◆ **Task to complete**
Will you output all of the data below exactly, omitting the images?

━━━━━━━━━━

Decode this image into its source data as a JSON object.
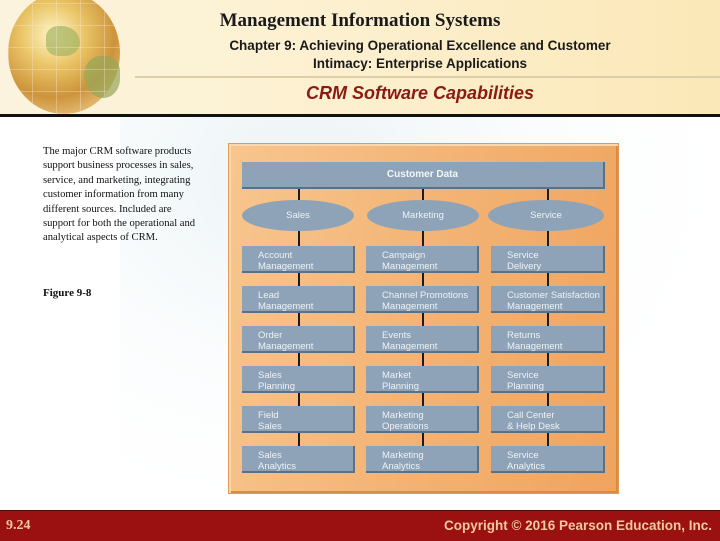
{
  "header": {
    "title": "Management Information Systems",
    "subtitle_line1": "Chapter 9: Achieving Operational Excellence and Customer",
    "subtitle_line2": "Intimacy: Enterprise Applications",
    "section_title": "CRM Software Capabilities"
  },
  "body": {
    "description": "The major CRM software products support business processes in sales, service, and marketing, integrating customer information from many different sources. Included are support for both the operational and analytical aspects of CRM.",
    "figure_label": "Figure 9-8"
  },
  "diagram": {
    "top": "Customer Data",
    "columns": [
      {
        "name": "Sales",
        "items": [
          [
            "Account",
            "Management"
          ],
          [
            "Lead",
            "Management"
          ],
          [
            "Order",
            "Management"
          ],
          [
            "Sales",
            "Planning"
          ],
          [
            "Field",
            "Sales"
          ],
          [
            "Sales",
            "Analytics"
          ]
        ]
      },
      {
        "name": "Marketing",
        "items": [
          [
            "Campaign",
            "Management"
          ],
          [
            "Channel Promotions",
            "Management"
          ],
          [
            "Events",
            "Management"
          ],
          [
            "Market",
            "Planning"
          ],
          [
            "Marketing",
            "Operations"
          ],
          [
            "Marketing",
            "Analytics"
          ]
        ]
      },
      {
        "name": "Service",
        "items": [
          [
            "Service",
            "Delivery"
          ],
          [
            "Customer Satisfaction",
            "Management"
          ],
          [
            "Returns",
            "Management"
          ],
          [
            "Service",
            "Planning"
          ],
          [
            "Call Center",
            "& Help Desk"
          ],
          [
            "Service",
            "Analytics"
          ]
        ]
      }
    ]
  },
  "footer": {
    "slide_number": "9.24",
    "copyright": "Copyright © 2016 Pearson Education, Inc."
  },
  "colors": {
    "accent_red": "#9b1010",
    "section_title": "#8b1a12",
    "figure_orange": "#f4b577",
    "node_blue": "#8ea3b8"
  }
}
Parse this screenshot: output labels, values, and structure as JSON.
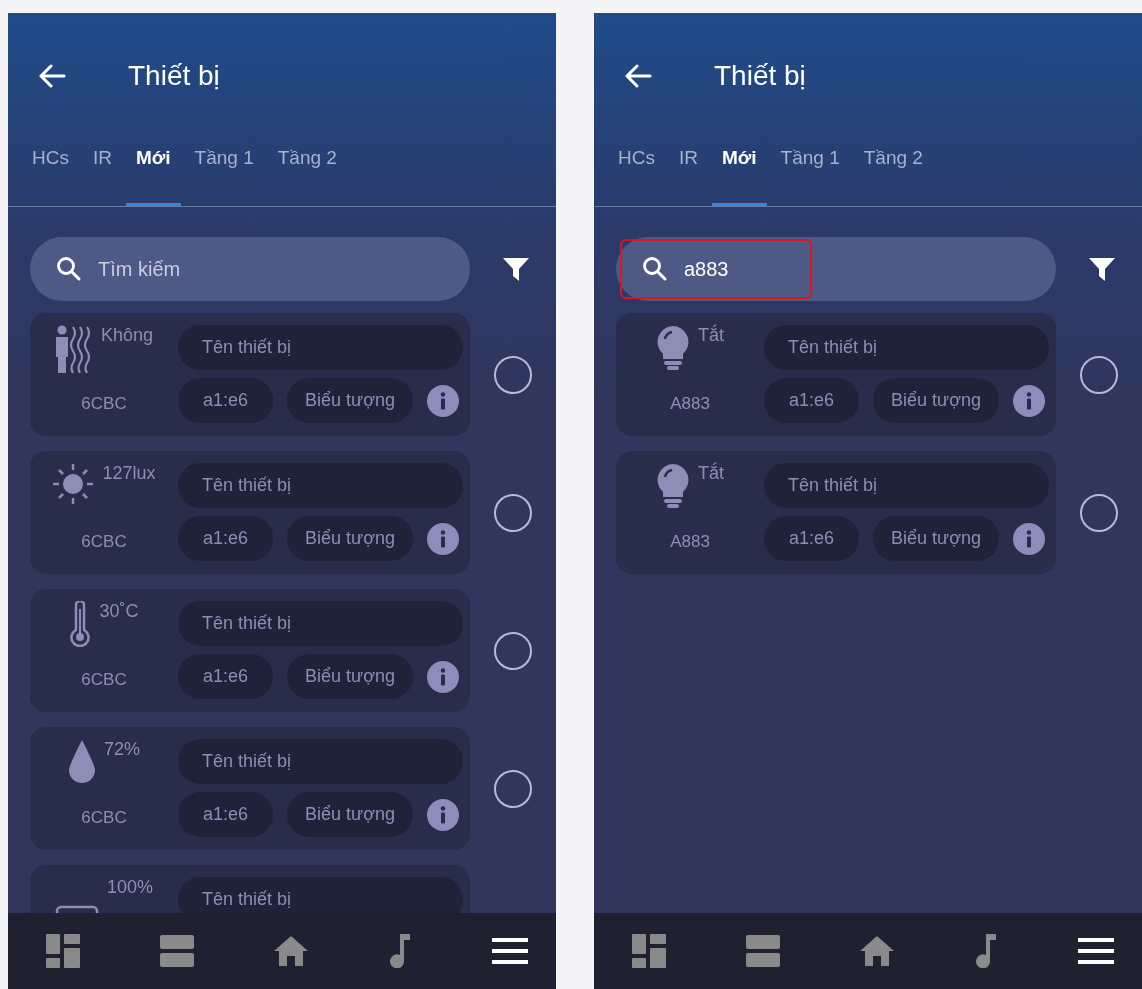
{
  "screens": [
    {
      "title": "Thiết bị",
      "tabs": [
        {
          "label": "HCs",
          "selected": false
        },
        {
          "label": "IR",
          "selected": false
        },
        {
          "label": "Mới",
          "selected": true
        },
        {
          "label": "Tầng 1",
          "selected": false
        },
        {
          "label": "Tầng 2",
          "selected": false
        }
      ],
      "search": {
        "placeholder": "Tìm kiếm",
        "highlighted": false
      },
      "devices": [
        {
          "kind": "presence",
          "reading": "Không",
          "code": "6CBC",
          "name_placeholder": "Tên thiết bị",
          "address": "a1:e6",
          "icon_label": "Biểu tượng",
          "selected": false
        },
        {
          "kind": "light",
          "reading": "127lux",
          "code": "6CBC",
          "name_placeholder": "Tên thiết bị",
          "address": "a1:e6",
          "icon_label": "Biểu tượng",
          "selected": false
        },
        {
          "kind": "temperature",
          "reading": "30˚C",
          "code": "6CBC",
          "name_placeholder": "Tên thiết bị",
          "address": "a1:e6",
          "icon_label": "Biểu tượng",
          "selected": false
        },
        {
          "kind": "humidity",
          "reading": "72%",
          "code": "6CBC",
          "name_placeholder": "Tên thiết bị",
          "address": "a1:e6",
          "icon_label": "Biểu tượng",
          "selected": false
        },
        {
          "kind": "battery",
          "reading": "100%",
          "name_placeholder": "Tên thiết bị"
        }
      ],
      "nav": [
        {
          "kind": "dashboard",
          "selected": false
        },
        {
          "kind": "rooms",
          "selected": false
        },
        {
          "kind": "home",
          "selected": false
        },
        {
          "kind": "music",
          "selected": false
        },
        {
          "kind": "menu",
          "selected": true
        }
      ]
    },
    {
      "title": "Thiết bị",
      "tabs": [
        {
          "label": "HCs",
          "selected": false
        },
        {
          "label": "IR",
          "selected": false
        },
        {
          "label": "Mới",
          "selected": true
        },
        {
          "label": "Tầng 1",
          "selected": false
        },
        {
          "label": "Tầng 2",
          "selected": false
        }
      ],
      "search": {
        "value": "a883",
        "highlighted": true
      },
      "devices": [
        {
          "kind": "bulb",
          "reading": "Tắt",
          "code": "A883",
          "name_placeholder": "Tên thiết bị",
          "address": "a1:e6",
          "icon_label": "Biểu tượng",
          "selected": false
        },
        {
          "kind": "bulb",
          "reading": "Tắt",
          "code": "A883",
          "name_placeholder": "Tên thiết bị",
          "address": "a1:e6",
          "icon_label": "Biểu tượng",
          "selected": false
        }
      ],
      "nav": [
        {
          "kind": "dashboard",
          "selected": false
        },
        {
          "kind": "rooms",
          "selected": false
        },
        {
          "kind": "home",
          "selected": false
        },
        {
          "kind": "music",
          "selected": false
        },
        {
          "kind": "menu",
          "selected": true
        }
      ]
    }
  ]
}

━━━━━━━━━━

◆ **Expected answer**
Decode this image into its source data as a JSON object.
{
  "header": {
    "title": "Management Information Systems",
    "subtitle_line1": "Chapter 9: Achieving Operational Excellence and Customer",
    "subtitle_line2": "Intimacy: Enterprise Applications",
    "section_title": "CRM Software Capabilities"
  },
  "body": {
    "description": "The major CRM software products support business processes in sales, service, and marketing, integrating customer information from many different sources. Included are support for both the operational and analytical aspects of CRM.",
    "figure_label": "Figure 9-8"
  },
  "diagram": {
    "top": "Customer Data",
    "columns": [
      {
        "name": "Sales",
        "items": [
          [
            "Account",
            "Management"
          ],
          [
            "Lead",
            "Management"
          ],
          [
            "Order",
            "Management"
          ],
          [
            "Sales",
            "Planning"
          ],
          [
            "Field",
            "Sales"
          ],
          [
            "Sales",
            "Analytics"
          ]
        ]
      },
      {
        "name": "Marketing",
        "items": [
          [
            "Campaign",
            "Management"
          ],
          [
            "Channel Promotions",
            "Management"
          ],
          [
            "Events",
            "Management"
          ],
          [
            "Market",
            "Planning"
          ],
          [
            "Marketing",
            "Operations"
          ],
          [
            "Marketing",
            "Analytics"
          ]
        ]
      },
      {
        "name": "Service",
        "items": [
          [
            "Service",
            "Delivery"
          ],
          [
            "Customer Satisfaction",
            "Management"
          ],
          [
            "Returns",
            "Management"
          ],
          [
            "Service",
            "Planning"
          ],
          [
            "Call Center",
            "& Help Desk"
          ],
          [
            "Service",
            "Analytics"
          ]
        ]
      }
    ]
  },
  "footer": {
    "slide_number": "9.24",
    "copyright": "Copyright © 2016 Pearson Education, Inc."
  },
  "colors": {
    "accent_red": "#9b1010",
    "section_title": "#8b1a12",
    "figure_orange": "#f4b577",
    "node_blue": "#8ea3b8"
  }
}
Parse this screenshot: output labels, values, and structure as JSON.
{
  "screens": [
    {
      "title": "Thiết bị",
      "tabs": [
        {
          "label": "HCs",
          "selected": false
        },
        {
          "label": "IR",
          "selected": false
        },
        {
          "label": "Mới",
          "selected": true
        },
        {
          "label": "Tầng 1",
          "selected": false
        },
        {
          "label": "Tầng 2",
          "selected": false
        }
      ],
      "search": {
        "placeholder": "Tìm kiếm",
        "highlighted": false
      },
      "devices": [
        {
          "kind": "presence",
          "reading": "Không",
          "code": "6CBC",
          "name_placeholder": "Tên thiết bị",
          "address": "a1:e6",
          "icon_label": "Biểu tượng",
          "selected": false
        },
        {
          "kind": "light",
          "reading": "127lux",
          "code": "6CBC",
          "name_placeholder": "Tên thiết bị",
          "address": "a1:e6",
          "icon_label": "Biểu tượng",
          "selected": false
        },
        {
          "kind": "temperature",
          "reading": "30˚C",
          "code": "6CBC",
          "name_placeholder": "Tên thiết bị",
          "address": "a1:e6",
          "icon_label": "Biểu tượng",
          "selected": false
        },
        {
          "kind": "humidity",
          "reading": "72%",
          "code": "6CBC",
          "name_placeholder": "Tên thiết bị",
          "address": "a1:e6",
          "icon_label": "Biểu tượng",
          "selected": false
        },
        {
          "kind": "battery",
          "reading": "100%",
          "name_placeholder": "Tên thiết bị"
        }
      ],
      "nav": [
        {
          "kind": "dashboard",
          "selected": false
        },
        {
          "kind": "rooms",
          "selected": false
        },
        {
          "kind": "home",
          "selected": false
        },
        {
          "kind": "music",
          "selected": false
        },
        {
          "kind": "menu",
          "selected": true
        }
      ]
    },
    {
      "title": "Thiết bị",
      "tabs": [
        {
          "label": "HCs",
          "selected": false
        },
        {
          "label": "IR",
          "selected": false
        },
        {
          "label": "Mới",
          "selected": true
        },
        {
          "label": "Tầng 1",
          "selected": false
        },
        {
          "label": "Tầng 2",
          "selected": false
        }
      ],
      "search": {
        "value": "a883",
        "highlighted": true
      },
      "devices": [
        {
          "kind": "bulb",
          "reading": "Tắt",
          "code": "A883",
          "name_placeholder": "Tên thiết bị",
          "address": "a1:e6",
          "icon_label": "Biểu tượng",
          "selected": false
        },
        {
          "kind": "bulb",
          "reading": "Tắt",
          "code": "A883",
          "name_placeholder": "Tên thiết bị",
          "address": "a1:e6",
          "icon_label": "Biểu tượng",
          "selected": false
        }
      ],
      "nav": [
        {
          "kind": "dashboard",
          "selected": false
        },
        {
          "kind": "rooms",
          "selected": false
        },
        {
          "kind": "home",
          "selected": false
        },
        {
          "kind": "music",
          "selected": false
        },
        {
          "kind": "menu",
          "selected": true
        }
      ]
    }
  ]
}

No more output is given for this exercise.